:: Work to be completed ::
Write out every single entry exactly.

[Extracted records]
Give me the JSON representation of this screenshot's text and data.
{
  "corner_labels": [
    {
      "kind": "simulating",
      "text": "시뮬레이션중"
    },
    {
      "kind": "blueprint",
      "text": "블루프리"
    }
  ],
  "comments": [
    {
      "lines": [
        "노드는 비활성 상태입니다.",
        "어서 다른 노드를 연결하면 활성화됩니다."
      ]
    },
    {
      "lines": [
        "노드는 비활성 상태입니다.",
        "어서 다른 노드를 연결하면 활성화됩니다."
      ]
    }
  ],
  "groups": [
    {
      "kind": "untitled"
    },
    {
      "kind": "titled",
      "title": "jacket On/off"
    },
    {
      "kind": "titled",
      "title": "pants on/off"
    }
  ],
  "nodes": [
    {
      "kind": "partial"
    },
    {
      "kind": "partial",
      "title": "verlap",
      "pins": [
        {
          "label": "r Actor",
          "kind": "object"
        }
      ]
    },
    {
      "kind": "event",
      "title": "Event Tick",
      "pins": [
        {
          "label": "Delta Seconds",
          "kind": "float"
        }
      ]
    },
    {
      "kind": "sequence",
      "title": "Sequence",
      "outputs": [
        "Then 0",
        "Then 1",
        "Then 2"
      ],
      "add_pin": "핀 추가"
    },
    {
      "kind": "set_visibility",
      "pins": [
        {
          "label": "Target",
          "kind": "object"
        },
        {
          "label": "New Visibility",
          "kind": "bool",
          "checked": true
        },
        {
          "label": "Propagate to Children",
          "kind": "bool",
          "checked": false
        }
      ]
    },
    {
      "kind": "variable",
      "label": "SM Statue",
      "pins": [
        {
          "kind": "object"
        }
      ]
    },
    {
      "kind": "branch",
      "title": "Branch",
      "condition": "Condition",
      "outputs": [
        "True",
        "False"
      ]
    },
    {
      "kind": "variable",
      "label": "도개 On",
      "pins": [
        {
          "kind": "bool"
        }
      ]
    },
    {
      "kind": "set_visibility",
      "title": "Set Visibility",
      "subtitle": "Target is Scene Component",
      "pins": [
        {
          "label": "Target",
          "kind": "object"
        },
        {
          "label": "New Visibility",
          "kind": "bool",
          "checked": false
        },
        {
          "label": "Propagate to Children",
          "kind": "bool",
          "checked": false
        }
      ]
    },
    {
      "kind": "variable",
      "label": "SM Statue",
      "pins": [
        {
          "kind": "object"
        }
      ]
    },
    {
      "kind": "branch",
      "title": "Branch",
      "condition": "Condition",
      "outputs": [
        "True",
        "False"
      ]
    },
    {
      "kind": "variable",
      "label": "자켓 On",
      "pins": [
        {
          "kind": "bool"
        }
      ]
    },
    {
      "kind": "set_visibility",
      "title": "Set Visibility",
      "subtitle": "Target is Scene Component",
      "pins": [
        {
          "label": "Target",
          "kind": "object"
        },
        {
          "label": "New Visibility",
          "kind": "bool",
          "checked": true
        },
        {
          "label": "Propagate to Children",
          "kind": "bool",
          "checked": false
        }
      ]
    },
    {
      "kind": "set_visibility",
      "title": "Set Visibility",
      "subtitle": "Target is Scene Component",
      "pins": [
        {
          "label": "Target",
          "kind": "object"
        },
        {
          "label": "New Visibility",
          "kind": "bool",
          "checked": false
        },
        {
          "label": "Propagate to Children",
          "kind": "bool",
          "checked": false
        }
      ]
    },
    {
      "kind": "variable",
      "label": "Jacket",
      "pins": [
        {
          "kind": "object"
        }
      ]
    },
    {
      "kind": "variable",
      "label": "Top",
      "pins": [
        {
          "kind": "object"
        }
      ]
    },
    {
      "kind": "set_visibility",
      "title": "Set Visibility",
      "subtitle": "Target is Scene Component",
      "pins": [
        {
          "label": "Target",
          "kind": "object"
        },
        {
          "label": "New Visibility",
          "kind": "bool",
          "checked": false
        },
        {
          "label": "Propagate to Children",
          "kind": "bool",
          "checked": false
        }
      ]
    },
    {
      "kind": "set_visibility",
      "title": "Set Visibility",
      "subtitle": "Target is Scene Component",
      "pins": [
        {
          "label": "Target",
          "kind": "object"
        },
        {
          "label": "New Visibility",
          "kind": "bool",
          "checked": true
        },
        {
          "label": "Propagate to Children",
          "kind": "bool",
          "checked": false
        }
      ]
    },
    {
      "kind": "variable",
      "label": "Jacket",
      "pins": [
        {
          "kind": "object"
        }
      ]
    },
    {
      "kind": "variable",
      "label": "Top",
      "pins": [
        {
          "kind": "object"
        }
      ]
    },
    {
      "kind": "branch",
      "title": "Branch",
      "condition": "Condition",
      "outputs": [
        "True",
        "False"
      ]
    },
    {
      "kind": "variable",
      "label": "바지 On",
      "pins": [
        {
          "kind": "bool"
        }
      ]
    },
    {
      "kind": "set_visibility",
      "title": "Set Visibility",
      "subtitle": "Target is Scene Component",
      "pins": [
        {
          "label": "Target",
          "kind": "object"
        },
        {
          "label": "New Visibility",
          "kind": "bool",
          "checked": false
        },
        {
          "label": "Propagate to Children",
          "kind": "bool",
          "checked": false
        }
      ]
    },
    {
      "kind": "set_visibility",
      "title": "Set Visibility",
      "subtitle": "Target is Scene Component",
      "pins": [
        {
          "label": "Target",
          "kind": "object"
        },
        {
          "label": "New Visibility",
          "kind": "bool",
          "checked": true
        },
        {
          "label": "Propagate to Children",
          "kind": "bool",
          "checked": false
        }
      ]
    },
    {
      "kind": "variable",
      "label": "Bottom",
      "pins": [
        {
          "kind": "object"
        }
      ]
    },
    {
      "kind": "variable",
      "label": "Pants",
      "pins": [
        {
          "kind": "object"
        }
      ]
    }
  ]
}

:: Reply to the task ::
Give me the JSON representation of this screenshot's text and data.
{
  "corner_labels": [
    {
      "kind": "simulating",
      "text": "시뮬레이션중"
    },
    {
      "kind": "blueprint",
      "text": "블루프리"
    }
  ],
  "comments": [
    {
      "lines": [
        "노드는 비활성 상태입니다.",
        "어서 다른 노드를 연결하면 활성화됩니다."
      ]
    },
    {
      "lines": [
        "노드는 비활성 상태입니다.",
        "어서 다른 노드를 연결하면 활성화됩니다."
      ]
    }
  ],
  "groups": [
    {
      "kind": "untitled"
    },
    {
      "kind": "titled",
      "title": "jacket On/off"
    },
    {
      "kind": "titled",
      "title": "pants on/off"
    }
  ],
  "nodes": [
    {
      "kind": "partial"
    },
    {
      "kind": "partial",
      "title": "verlap",
      "pins": [
        {
          "label": "r Actor",
          "kind": "object"
        }
      ]
    },
    {
      "kind": "event",
      "title": "Event Tick",
      "pins": [
        {
          "label": "Delta Seconds",
          "kind": "float"
        }
      ]
    },
    {
      "kind": "sequence",
      "title": "Sequence",
      "outputs": [
        "Then 0",
        "Then 1",
        "Then 2"
      ],
      "add_pin": "핀 추가"
    },
    {
      "kind": "set_visibility",
      "pins": [
        {
          "label": "Target",
          "kind": "object"
        },
        {
          "label": "New Visibility",
          "kind": "bool",
          "checked": true
        },
        {
          "label": "Propagate to Children",
          "kind": "bool",
          "checked": false
        }
      ]
    },
    {
      "kind": "variable",
      "label": "SM Statue",
      "pins": [
        {
          "kind": "object"
        }
      ]
    },
    {
      "kind": "branch",
      "title": "Branch",
      "condition": "Condition",
      "outputs": [
        "True",
        "False"
      ]
    },
    {
      "kind": "variable",
      "label": "도개 On",
      "pins": [
        {
          "kind": "bool"
        }
      ]
    },
    {
      "kind": "set_visibility",
      "title": "Set Visibility",
      "subtitle": "Target is Scene Component",
      "pins": [
        {
          "label": "Target",
          "kind": "object"
        },
        {
          "label": "New Visibility",
          "kind": "bool",
          "checked": false
        },
        {
          "label": "Propagate to Children",
          "kind": "bool",
          "checked": false
        }
      ]
    },
    {
      "kind": "variable",
      "label": "SM Statue",
      "pins": [
        {
          "kind": "object"
        }
      ]
    },
    {
      "kind": "branch",
      "title": "Branch",
      "condition": "Condition",
      "outputs": [
        "True",
        "False"
      ]
    },
    {
      "kind": "variable",
      "label": "자켓 On",
      "pins": [
        {
          "kind": "bool"
        }
      ]
    },
    {
      "kind": "set_visibility",
      "title": "Set Visibility",
      "subtitle": "Target is Scene Component",
      "pins": [
        {
          "label": "Target",
          "kind": "object"
        },
        {
          "label": "New Visibility",
          "kind": "bool",
          "checked": true
        },
        {
          "label": "Propagate to Children",
          "kind": "bool",
          "checked": false
        }
      ]
    },
    {
      "kind": "set_visibility",
      "title": "Set Visibility",
      "subtitle": "Target is Scene Component",
      "pins": [
        {
          "label": "Target",
          "kind": "object"
        },
        {
          "label": "New Visibility",
          "kind": "bool",
          "checked": false
        },
        {
          "label": "Propagate to Children",
          "kind": "bool",
          "checked": false
        }
      ]
    },
    {
      "kind": "variable",
      "label": "Jacket",
      "pins": [
        {
          "kind": "object"
        }
      ]
    },
    {
      "kind": "variable",
      "label": "Top",
      "pins": [
        {
          "kind": "object"
        }
      ]
    },
    {
      "kind": "set_visibility",
      "title": "Set Visibility",
      "subtitle": "Target is Scene Component",
      "pins": [
        {
          "label": "Target",
          "kind": "object"
        },
        {
          "label": "New Visibility",
          "kind": "bool",
          "checked": false
        },
        {
          "label": "Propagate to Children",
          "kind": "bool",
          "checked": false
        }
      ]
    },
    {
      "kind": "set_visibility",
      "title": "Set Visibility",
      "subtitle": "Target is Scene Component",
      "pins": [
        {
          "label": "Target",
          "kind": "object"
        },
        {
          "label": "New Visibility",
          "kind": "bool",
          "checked": true
        },
        {
          "label": "Propagate to Children",
          "kind": "bool",
          "checked": false
        }
      ]
    },
    {
      "kind": "variable",
      "label": "Jacket",
      "pins": [
        {
          "kind": "object"
        }
      ]
    },
    {
      "kind": "variable",
      "label": "Top",
      "pins": [
        {
          "kind": "object"
        }
      ]
    },
    {
      "kind": "branch",
      "title": "Branch",
      "condition": "Condition",
      "outputs": [
        "True",
        "False"
      ]
    },
    {
      "kind": "variable",
      "label": "바지 On",
      "pins": [
        {
          "kind": "bool"
        }
      ]
    },
    {
      "kind": "set_visibility",
      "title": "Set Visibility",
      "subtitle": "Target is Scene Component",
      "pins": [
        {
          "label": "Target",
          "kind": "object"
        },
        {
          "label": "New Visibility",
          "kind": "bool",
          "checked": false
        },
        {
          "label": "Propagate to Children",
          "kind": "bool",
          "checked": false
        }
      ]
    },
    {
      "kind": "set_visibility",
      "title": "Set Visibility",
      "subtitle": "Target is Scene Component",
      "pins": [
        {
          "label": "Target",
          "kind": "object"
        },
        {
          "label": "New Visibility",
          "kind": "bool",
          "checked": true
        },
        {
          "label": "Propagate to Children",
          "kind": "bool",
          "checked": false
        }
      ]
    },
    {
      "kind": "variable",
      "label": "Bottom",
      "pins": [
        {
          "kind": "object"
        }
      ]
    },
    {
      "kind": "variable",
      "label": "Pants",
      "pins": [
        {
          "kind": "object"
        }
      ]
    }
  ]
}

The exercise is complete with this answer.